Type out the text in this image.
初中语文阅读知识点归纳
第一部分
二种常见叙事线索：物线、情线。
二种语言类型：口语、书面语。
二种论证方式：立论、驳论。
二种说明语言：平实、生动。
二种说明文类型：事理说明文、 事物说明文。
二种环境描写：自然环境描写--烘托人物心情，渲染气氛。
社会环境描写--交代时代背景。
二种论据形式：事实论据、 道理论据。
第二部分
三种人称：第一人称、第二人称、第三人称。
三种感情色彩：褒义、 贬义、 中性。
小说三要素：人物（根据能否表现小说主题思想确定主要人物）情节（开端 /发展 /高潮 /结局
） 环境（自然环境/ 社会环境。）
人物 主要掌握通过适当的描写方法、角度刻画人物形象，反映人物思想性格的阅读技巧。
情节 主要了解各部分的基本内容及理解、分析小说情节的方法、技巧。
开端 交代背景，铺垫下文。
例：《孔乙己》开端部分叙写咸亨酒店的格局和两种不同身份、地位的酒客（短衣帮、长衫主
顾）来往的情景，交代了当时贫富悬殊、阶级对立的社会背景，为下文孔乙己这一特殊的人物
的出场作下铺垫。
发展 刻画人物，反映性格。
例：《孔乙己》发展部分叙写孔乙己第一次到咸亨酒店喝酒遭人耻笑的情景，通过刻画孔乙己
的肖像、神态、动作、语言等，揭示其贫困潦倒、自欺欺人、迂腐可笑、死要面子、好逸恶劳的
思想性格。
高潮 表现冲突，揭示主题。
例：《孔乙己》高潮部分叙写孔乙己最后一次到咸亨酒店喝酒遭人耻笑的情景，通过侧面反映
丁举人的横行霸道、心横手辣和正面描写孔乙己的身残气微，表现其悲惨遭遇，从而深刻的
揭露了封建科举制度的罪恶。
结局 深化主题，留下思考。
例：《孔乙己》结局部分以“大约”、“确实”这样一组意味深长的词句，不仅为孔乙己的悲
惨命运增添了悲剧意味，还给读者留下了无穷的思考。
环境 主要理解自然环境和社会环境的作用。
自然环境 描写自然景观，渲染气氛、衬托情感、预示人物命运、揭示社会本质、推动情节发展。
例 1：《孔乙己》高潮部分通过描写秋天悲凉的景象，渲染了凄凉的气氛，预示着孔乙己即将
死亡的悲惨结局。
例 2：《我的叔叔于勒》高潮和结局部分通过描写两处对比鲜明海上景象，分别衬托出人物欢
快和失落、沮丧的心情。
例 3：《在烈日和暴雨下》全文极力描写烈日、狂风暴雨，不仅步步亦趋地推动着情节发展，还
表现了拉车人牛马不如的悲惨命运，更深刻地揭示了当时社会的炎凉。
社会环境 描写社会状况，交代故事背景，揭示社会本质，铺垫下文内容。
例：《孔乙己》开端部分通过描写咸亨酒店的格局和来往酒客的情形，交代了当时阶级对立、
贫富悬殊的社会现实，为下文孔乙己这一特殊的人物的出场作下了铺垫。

WRITTEN EXERCISE:
Take the entries above and transcribe them in full.

SOLUTION TO THIS TASK:
Type out the text in this image.
初中语文阅读知识点归纳
第一部分
二种常见叙事线索：物线、情线。
二种语言类型：口语、书面语。
二种论证方式：立论、驳论。
二种说明语言：平实、生动。
二种说明文类型：事理说明文、 事物说明文。
二种环境描写：自然环境描写--烘托人物心情，渲染气氛。
社会环境描写--交代时代背景。
二种论据形式：事实论据、 道理论据。
第二部分
三种人称：第一人称、第二人称、第三人称。
三种感情色彩：褒义、 贬义、 中性。
小说三要素：人物（根据能否表现小说主题思想确定主要人物）情节（开端 /发展 /高潮 /结局
） 环境（自然环境/ 社会环境。）
人物 主要掌握通过适当的描写方法、角度刻画人物形象，反映人物思想性格的阅读技巧。
情节 主要了解各部分的基本内容及理解、分析小说情节的方法、技巧。
开端 交代背景，铺垫下文。
例：《孔乙己》开端部分叙写咸亨酒店的格局和两种不同身份、地位的酒客（短衣帮、长衫主
顾）来往的情景，交代了当时贫富悬殊、阶级对立的社会背景，为下文孔乙己这一特殊的人物
的出场作下铺垫。
发展 刻画人物，反映性格。
例：《孔乙己》发展部分叙写孔乙己第一次到咸亨酒店喝酒遭人耻笑的情景，通过刻画孔乙己
的肖像、神态、动作、语言等，揭示其贫困潦倒、自欺欺人、迂腐可笑、死要面子、好逸恶劳的
思想性格。
高潮 表现冲突，揭示主题。
例：《孔乙己》高潮部分叙写孔乙己最后一次到咸亨酒店喝酒遭人耻笑的情景，通过侧面反映
丁举人的横行霸道、心横手辣和正面描写孔乙己的身残气微，表现其悲惨遭遇，从而深刻的
揭露了封建科举制度的罪恶。
结局 深化主题，留下思考。
例：《孔乙己》结局部分以“大约”、“确实”这样一组意味深长的词句，不仅为孔乙己的悲
惨命运增添了悲剧意味，还给读者留下了无穷的思考。
环境 主要理解自然环境和社会环境的作用。
自然环境 描写自然景观，渲染气氛、衬托情感、预示人物命运、揭示社会本质、推动情节发展。
例 1：《孔乙己》高潮部分通过描写秋天悲凉的景象，渲染了凄凉的气氛，预示着孔乙己即将
死亡的悲惨结局。
例 2：《我的叔叔于勒》高潮和结局部分通过描写两处对比鲜明海上景象，分别衬托出人物欢
快和失落、沮丧的心情。
例 3：《在烈日和暴雨下》全文极力描写烈日、狂风暴雨，不仅步步亦趋地推动着情节发展，还
表现了拉车人牛马不如的悲惨命运，更深刻地揭示了当时社会的炎凉。
社会环境 描写社会状况，交代故事背景，揭示社会本质，铺垫下文内容。
例：《孔乙己》开端部分通过描写咸亨酒店的格局和来往酒客的情形，交代了当时阶级对立、
贫富悬殊的社会现实，为下文孔乙己这一特殊的人物的出场作下了铺垫。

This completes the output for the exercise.